** START Entries **
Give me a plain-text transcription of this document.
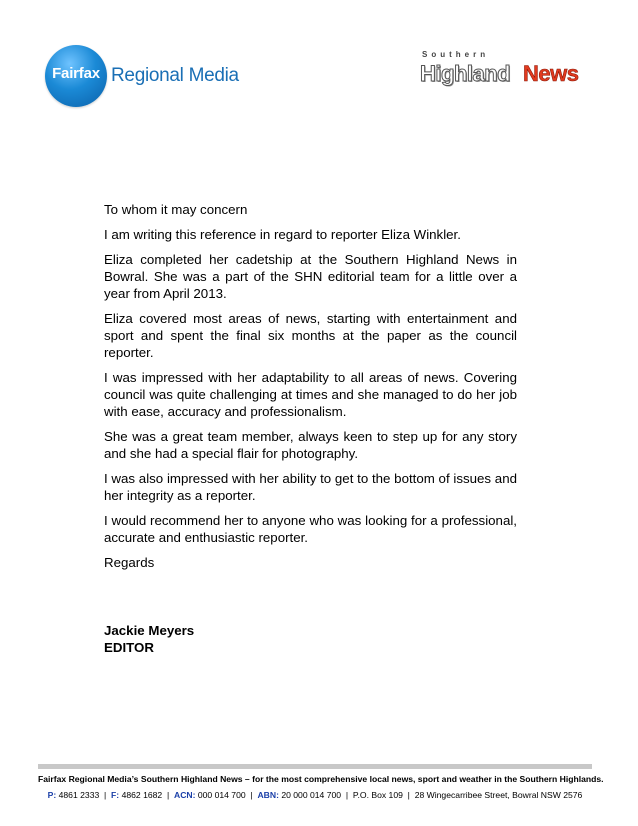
Fairfax Regional Media
Southern
Highland News

To whom it may concern

I am writing this reference in regard to reporter Eliza Winkler.

Eliza completed her cadetship at the Southern Highland News in Bowral. She was a part of the SHN editorial team for a little over a year from April 2013.

Eliza covered most areas of news, starting with entertainment and sport and spent the final six months at the paper as the council reporter.

I was impressed with her adaptability to all areas of news. Covering council was quite challenging at times and she managed to do her job with ease, accuracy and professionalism.

She was a great team member, always keen to step up for any story and she had a special flair for photography.

I was also impressed with her ability to get to the bottom of issues and her integrity as a reporter.

I would recommend her to anyone who was looking for a professional, accurate and enthusiastic reporter.

Regards

Jackie Meyers
EDITOR
Fairfax Regional Media’s Southern Highland News – for the most comprehensive local news, sport and weather in the Southern Highlands.
P: 4861 2333  |  F: 4862 1682  |  ACN: 000 014 700  |  ABN: 20 000 014 700  |  P.O. Box 109  |  28 Wingecarribee Street, Bowral NSW 2576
** END Entries **
Problem details: Look through the data above. Find each line with the string "this" and copy it.

Correct answer:
Give me a plain-text transcription of this document.
I am writing this reference in regard to reporter Eliza Winkler.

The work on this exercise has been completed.